**GIVEN RECORDS**
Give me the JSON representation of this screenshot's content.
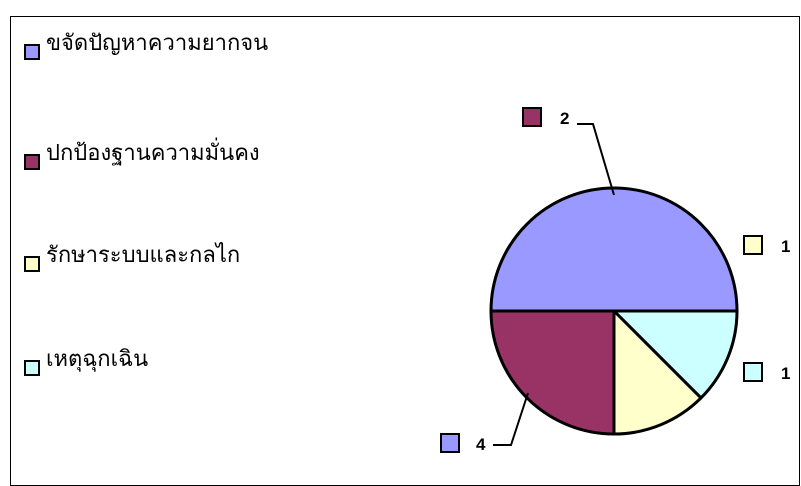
{
  "chart_data": {
    "type": "pie",
    "title": "",
    "categories": [
      "ขจัดปัญหาความยากจน",
      "ปกป้องฐานความมั่นคง",
      "รักษาระบบและกลไก",
      "เหตุฉุกเฉิน"
    ],
    "values": [
      4,
      2,
      1,
      1
    ],
    "colors": [
      "#9999ff",
      "#993366",
      "#ffffcc",
      "#ccffff"
    ],
    "legend_position": "left",
    "data_labels": [
      "4",
      "2",
      "1",
      "1"
    ]
  }
}
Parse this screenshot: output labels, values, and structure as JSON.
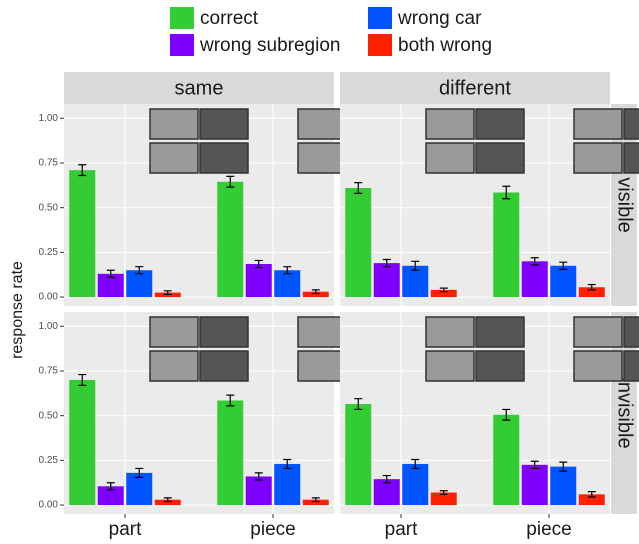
{
  "chart_data": {
    "type": "bar",
    "ylabel": "response rate",
    "series": [
      {
        "name": "correct",
        "color": "#33cc33"
      },
      {
        "name": "wrong subregion",
        "color": "#8000ff"
      },
      {
        "name": "wrong car",
        "color": "#0055ff"
      },
      {
        "name": "both wrong",
        "color": "#ff2200"
      }
    ],
    "facet_columns": [
      "same",
      "different"
    ],
    "facet_rows": [
      "visible",
      "invisible"
    ],
    "categories": [
      "part",
      "piece"
    ],
    "ylim": [
      -0.05,
      1.08
    ],
    "yticks": [
      {
        "value": 0,
        "label": "0.00"
      },
      {
        "value": 0.25,
        "label": "0.25"
      },
      {
        "value": 0.5,
        "label": "0.50"
      },
      {
        "value": 0.75,
        "label": "0.75"
      },
      {
        "value": 1,
        "label": "1.00"
      }
    ],
    "grid": true,
    "panels": [
      {
        "series": [
          {
            "values": [
              0.71,
              0.645
            ],
            "errors": [
              0.03,
              0.03
            ]
          },
          {
            "values": [
              0.13,
              0.185
            ],
            "errors": [
              0.02,
              0.02
            ]
          },
          {
            "values": [
              0.15,
              0.15
            ],
            "errors": [
              0.02,
              0.02
            ]
          },
          {
            "values": [
              0.025,
              0.03
            ],
            "errors": [
              0.01,
              0.01
            ]
          }
        ]
      },
      {
        "series": [
          {
            "values": [
              0.61,
              0.585
            ],
            "errors": [
              0.03,
              0.035
            ]
          },
          {
            "values": [
              0.19,
              0.2
            ],
            "errors": [
              0.02,
              0.02
            ]
          },
          {
            "values": [
              0.175,
              0.175
            ],
            "errors": [
              0.025,
              0.02
            ]
          },
          {
            "values": [
              0.04,
              0.055
            ],
            "errors": [
              0.01,
              0.015
            ]
          }
        ]
      },
      {
        "series": [
          {
            "values": [
              0.7,
              0.585
            ],
            "errors": [
              0.03,
              0.03
            ]
          },
          {
            "values": [
              0.105,
              0.16
            ],
            "errors": [
              0.02,
              0.02
            ]
          },
          {
            "values": [
              0.18,
              0.23
            ],
            "errors": [
              0.025,
              0.025
            ]
          },
          {
            "values": [
              0.03,
              0.03
            ],
            "errors": [
              0.01,
              0.01
            ]
          }
        ]
      },
      {
        "series": [
          {
            "values": [
              0.565,
              0.505
            ],
            "errors": [
              0.03,
              0.03
            ]
          },
          {
            "values": [
              0.145,
              0.225
            ],
            "errors": [
              0.02,
              0.02
            ]
          },
          {
            "values": [
              0.23,
              0.215
            ],
            "errors": [
              0.025,
              0.025
            ]
          },
          {
            "values": [
              0.07,
              0.06
            ],
            "errors": [
              0.01,
              0.015
            ]
          }
        ]
      }
    ]
  }
}
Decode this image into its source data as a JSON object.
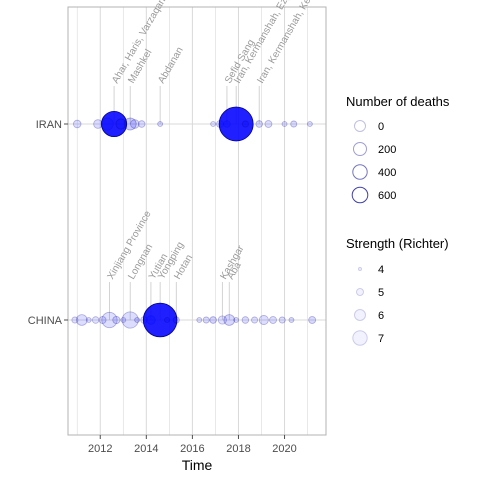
{
  "chart_data": {
    "type": "scatter",
    "xlabel": "Time",
    "xlim": [
      2010.6,
      2021.8
    ],
    "x_ticks": [
      2012,
      2014,
      2016,
      2018,
      2020
    ],
    "categories": [
      "IRAN",
      "CHINA"
    ],
    "colors": {
      "point_fill": "#0000ff",
      "point_stroke": "#00008b",
      "grid": "#d9d9d9",
      "panel_border": "#b3b3b3",
      "annotation": "#9a9a9a"
    },
    "legend_deaths": {
      "title": "Number of deaths",
      "entries": [
        0,
        200,
        400,
        600
      ]
    },
    "legend_strength": {
      "title": "Strength (Richter)",
      "entries": [
        4,
        5,
        6,
        7
      ]
    },
    "series": [
      {
        "country": "IRAN",
        "points": [
          {
            "x": 2011.0,
            "deaths": 5,
            "strength": 5.8
          },
          {
            "x": 2011.9,
            "deaths": 10,
            "strength": 6.0
          },
          {
            "x": 2012.3,
            "deaths": 40,
            "strength": 6.2
          },
          {
            "x": 2012.6,
            "deaths": 306,
            "strength": 6.4
          },
          {
            "x": 2012.9,
            "deaths": 20,
            "strength": 6.3
          },
          {
            "x": 2013.3,
            "deaths": 37,
            "strength": 7.7
          },
          {
            "x": 2013.5,
            "deaths": 10,
            "strength": 6.1
          },
          {
            "x": 2013.8,
            "deaths": 2,
            "strength": 6.0
          },
          {
            "x": 2014.6,
            "deaths": 0,
            "strength": 6.2
          },
          {
            "x": 2016.9,
            "deaths": 0,
            "strength": 5.6
          },
          {
            "x": 2017.2,
            "deaths": 3,
            "strength": 6.1
          },
          {
            "x": 2017.5,
            "deaths": 2,
            "strength": 6.0
          },
          {
            "x": 2017.9,
            "deaths": 630,
            "strength": 7.3
          },
          {
            "x": 2018.3,
            "deaths": 1,
            "strength": 5.9
          },
          {
            "x": 2018.9,
            "deaths": 2,
            "strength": 6.3
          },
          {
            "x": 2019.3,
            "deaths": 3,
            "strength": 5.9
          },
          {
            "x": 2020.0,
            "deaths": 0,
            "strength": 5.7
          },
          {
            "x": 2020.4,
            "deaths": 1,
            "strength": 6.2
          },
          {
            "x": 2021.1,
            "deaths": 0,
            "strength": 6.0
          }
        ],
        "annotations": [
          {
            "x": 2012.6,
            "label": "Ahar, Haris, Varzaqan"
          },
          {
            "x": 2013.3,
            "label": "Mashkel"
          },
          {
            "x": 2014.6,
            "label": "Abdanan"
          },
          {
            "x": 2017.5,
            "label": "Sefid Sang"
          },
          {
            "x": 2017.9,
            "label": "Iran, Kermanshah, Ezgaleh"
          },
          {
            "x": 2018.9,
            "label": "Iran, Kermanshah, Kermanshah"
          }
        ]
      },
      {
        "country": "CHINA",
        "points": [
          {
            "x": 2010.9,
            "deaths": 1,
            "strength": 5.3
          },
          {
            "x": 2011.2,
            "deaths": 25,
            "strength": 5.8
          },
          {
            "x": 2011.5,
            "deaths": 0,
            "strength": 5.9
          },
          {
            "x": 2011.8,
            "deaths": 2,
            "strength": 5.4
          },
          {
            "x": 2012.1,
            "deaths": 3,
            "strength": 5.7
          },
          {
            "x": 2012.4,
            "deaths": 81,
            "strength": 5.6
          },
          {
            "x": 2012.7,
            "deaths": 4,
            "strength": 6.0
          },
          {
            "x": 2013.0,
            "deaths": 0,
            "strength": 5.5
          },
          {
            "x": 2013.3,
            "deaths": 95,
            "strength": 5.9
          },
          {
            "x": 2013.6,
            "deaths": 0,
            "strength": 6.6
          },
          {
            "x": 2013.9,
            "deaths": 2,
            "strength": 5.4
          },
          {
            "x": 2014.2,
            "deaths": 10,
            "strength": 6.1
          },
          {
            "x": 2014.6,
            "deaths": 617,
            "strength": 6.1
          },
          {
            "x": 2014.9,
            "deaths": 0,
            "strength": 6.1
          },
          {
            "x": 2015.3,
            "deaths": 1,
            "strength": 6.4
          },
          {
            "x": 2016.3,
            "deaths": 0,
            "strength": 5.9
          },
          {
            "x": 2016.6,
            "deaths": 1,
            "strength": 6.0
          },
          {
            "x": 2016.9,
            "deaths": 2,
            "strength": 6.9
          },
          {
            "x": 2017.3,
            "deaths": 8,
            "strength": 5.4
          },
          {
            "x": 2017.6,
            "deaths": 25,
            "strength": 6.5
          },
          {
            "x": 2017.9,
            "deaths": 0,
            "strength": 6.1
          },
          {
            "x": 2018.3,
            "deaths": 2,
            "strength": 5.9
          },
          {
            "x": 2018.7,
            "deaths": 1,
            "strength": 5.6
          },
          {
            "x": 2019.1,
            "deaths": 13,
            "strength": 5.8
          },
          {
            "x": 2019.5,
            "deaths": 3,
            "strength": 6.0
          },
          {
            "x": 2019.9,
            "deaths": 1,
            "strength": 5.7
          },
          {
            "x": 2020.3,
            "deaths": 0,
            "strength": 6.3
          },
          {
            "x": 2021.2,
            "deaths": 3,
            "strength": 6.4
          }
        ],
        "annotations": [
          {
            "x": 2012.4,
            "label": "Xinjiang Province"
          },
          {
            "x": 2013.3,
            "label": "Longnan"
          },
          {
            "x": 2014.2,
            "label": "Yutian"
          },
          {
            "x": 2014.6,
            "label": "Yongping"
          },
          {
            "x": 2015.3,
            "label": "Hotan"
          },
          {
            "x": 2017.3,
            "label": "Kashgar"
          },
          {
            "x": 2017.6,
            "label": "Aba"
          }
        ]
      }
    ]
  }
}
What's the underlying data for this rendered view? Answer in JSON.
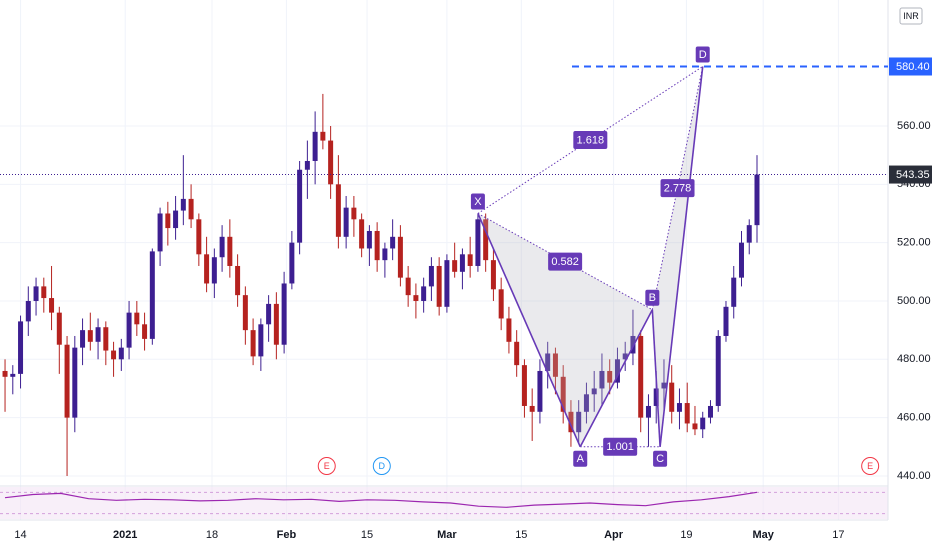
{
  "chart_data": {
    "type": "candlestick",
    "currency": "INR",
    "up_color": "#3d1f91",
    "down_color": "#b5221f",
    "pattern_color": "#673ab7",
    "target_color": "#2962ff",
    "xlim": [
      -0.65,
      113.9
    ],
    "ylim": [
      436.9,
      603.2
    ],
    "yticks": [
      {
        "value": 440,
        "label": "440.00"
      },
      {
        "value": 460,
        "label": "460.00"
      },
      {
        "value": 480,
        "label": "480.00"
      },
      {
        "value": 500,
        "label": "500.00"
      },
      {
        "value": 520,
        "label": "520.00"
      },
      {
        "value": 540,
        "label": "540.00"
      },
      {
        "value": 560,
        "label": "560.00"
      }
    ],
    "xticks": [
      {
        "value": 2,
        "label": "14"
      },
      {
        "value": 15.5,
        "label": "2021"
      },
      {
        "value": 26.7,
        "label": "18"
      },
      {
        "value": 36.3,
        "label": "Feb"
      },
      {
        "value": 46.7,
        "label": "15"
      },
      {
        "value": 57,
        "label": "Mar"
      },
      {
        "value": 66.6,
        "label": "15"
      },
      {
        "value": 78.5,
        "label": "Apr"
      },
      {
        "value": 87.9,
        "label": "19"
      },
      {
        "value": 97.8,
        "label": "May"
      },
      {
        "value": 107.5,
        "label": "17"
      }
    ],
    "candles": [
      [
        476,
        480,
        462,
        474
      ],
      [
        474,
        478,
        468,
        475
      ],
      [
        475,
        495,
        470,
        493
      ],
      [
        493,
        505,
        488,
        500
      ],
      [
        500,
        508,
        495,
        505
      ],
      [
        505,
        508,
        496,
        501
      ],
      [
        501,
        512,
        490,
        496
      ],
      [
        496,
        498,
        475,
        485
      ],
      [
        485,
        488,
        440,
        460
      ],
      [
        460,
        488,
        455,
        484
      ],
      [
        484,
        494,
        478,
        490
      ],
      [
        490,
        496,
        483,
        486
      ],
      [
        486,
        494,
        480,
        491
      ],
      [
        491,
        493,
        478,
        483
      ],
      [
        483,
        486,
        474,
        480
      ],
      [
        480,
        487,
        476,
        484
      ],
      [
        484,
        500,
        480,
        496
      ],
      [
        496,
        500,
        488,
        492
      ],
      [
        492,
        496,
        483,
        487
      ],
      [
        487,
        518,
        485,
        517
      ],
      [
        517,
        532,
        512,
        530
      ],
      [
        530,
        534,
        519,
        525
      ],
      [
        525,
        536,
        521,
        531
      ],
      [
        531,
        550,
        526,
        535
      ],
      [
        535,
        540,
        525,
        528
      ],
      [
        528,
        530,
        512,
        516
      ],
      [
        516,
        522,
        503,
        506
      ],
      [
        506,
        518,
        501,
        515
      ],
      [
        515,
        526,
        510,
        522
      ],
      [
        522,
        528,
        508,
        512
      ],
      [
        512,
        516,
        498,
        502
      ],
      [
        502,
        505,
        485,
        490
      ],
      [
        490,
        494,
        478,
        481
      ],
      [
        481,
        494,
        476,
        492
      ],
      [
        492,
        502,
        486,
        499
      ],
      [
        499,
        503,
        480,
        485
      ],
      [
        485,
        510,
        482,
        506
      ],
      [
        506,
        524,
        504,
        520
      ],
      [
        520,
        548,
        516,
        545
      ],
      [
        545,
        555,
        535,
        548
      ],
      [
        548,
        565,
        540,
        558
      ],
      [
        558,
        571,
        552,
        555
      ],
      [
        555,
        560,
        535,
        540
      ],
      [
        540,
        550,
        518,
        522
      ],
      [
        522,
        536,
        518,
        532
      ],
      [
        532,
        536,
        522,
        528
      ],
      [
        528,
        530,
        515,
        518
      ],
      [
        518,
        526,
        512,
        524
      ],
      [
        524,
        527,
        510,
        514
      ],
      [
        514,
        520,
        508,
        518
      ],
      [
        518,
        528,
        514,
        522
      ],
      [
        522,
        526,
        505,
        508
      ],
      [
        508,
        512,
        498,
        502
      ],
      [
        502,
        506,
        494,
        500
      ],
      [
        500,
        508,
        496,
        505
      ],
      [
        505,
        515,
        500,
        512
      ],
      [
        512,
        515,
        495,
        498
      ],
      [
        498,
        516,
        496,
        514
      ],
      [
        514,
        520,
        508,
        510
      ],
      [
        510,
        518,
        504,
        516
      ],
      [
        516,
        522,
        508,
        512
      ],
      [
        512,
        530,
        510,
        528
      ],
      [
        528,
        530,
        510,
        514
      ],
      [
        514,
        518,
        500,
        504
      ],
      [
        504,
        508,
        490,
        494
      ],
      [
        494,
        498,
        482,
        486
      ],
      [
        486,
        490,
        474,
        478
      ],
      [
        478,
        480,
        460,
        464
      ],
      [
        464,
        470,
        452,
        462
      ],
      [
        462,
        480,
        458,
        476
      ],
      [
        476,
        486,
        470,
        482
      ],
      [
        482,
        484,
        468,
        474
      ],
      [
        474,
        478,
        458,
        462
      ],
      [
        462,
        466,
        450,
        455
      ],
      [
        455,
        466,
        451,
        462
      ],
      [
        462,
        472,
        458,
        468
      ],
      [
        468,
        476,
        462,
        470
      ],
      [
        470,
        482,
        464,
        476
      ],
      [
        476,
        480,
        468,
        472
      ],
      [
        472,
        484,
        470,
        480
      ],
      [
        480,
        486,
        476,
        482
      ],
      [
        482,
        497,
        478,
        488
      ],
      [
        488,
        490,
        455,
        460
      ],
      [
        460,
        468,
        450,
        464
      ],
      [
        464,
        476,
        458,
        470
      ],
      [
        470,
        480,
        462,
        472
      ],
      [
        472,
        478,
        458,
        462
      ],
      [
        462,
        470,
        456,
        465
      ],
      [
        465,
        472,
        455,
        458
      ],
      [
        458,
        464,
        454,
        456
      ],
      [
        456,
        462,
        453,
        460
      ],
      [
        460,
        466,
        458,
        464
      ],
      [
        464,
        490,
        462,
        488
      ],
      [
        488,
        500,
        486,
        498
      ],
      [
        498,
        512,
        494,
        508
      ],
      [
        508,
        524,
        505,
        520
      ],
      [
        520,
        528,
        516,
        526
      ],
      [
        526,
        550,
        520,
        543.35
      ]
    ],
    "pattern": {
      "points": [
        {
          "label": "X",
          "x": 61,
          "price": 530
        },
        {
          "label": "A",
          "x": 74.2,
          "price": 450
        },
        {
          "label": "B",
          "x": 83.5,
          "price": 497
        },
        {
          "label": "C",
          "x": 84.5,
          "price": 450
        },
        {
          "label": "D",
          "x": 90,
          "price": 580.4
        }
      ],
      "ratios": [
        0.582,
        1.618,
        1.001,
        2.778
      ]
    },
    "target": {
      "value": 580.4,
      "label": "580.40"
    },
    "events": [
      {
        "x": 41.5,
        "label": "E"
      },
      {
        "x": 48.6,
        "label": "D"
      },
      {
        "x": 111.6,
        "label": "E"
      }
    ],
    "rsi": {
      "values": [
        60,
        66,
        68,
        58,
        55,
        57,
        56,
        54,
        55,
        58,
        56,
        57,
        53,
        56,
        55,
        52,
        50,
        44,
        42,
        46,
        48,
        50,
        47,
        45,
        52,
        56,
        62,
        70
      ],
      "ylim": [
        20,
        80
      ],
      "bands": [
        70,
        30
      ],
      "color": "#9c27b0"
    }
  }
}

**TO BE DONE**
In the records above, locate every line with the string "Kermanshah" and copy it.

**THE RESPONSE**
            "label": "Iran, Kermanshah, Ezgaleh"
            "label": "Iran, Kermanshah, Kermanshah"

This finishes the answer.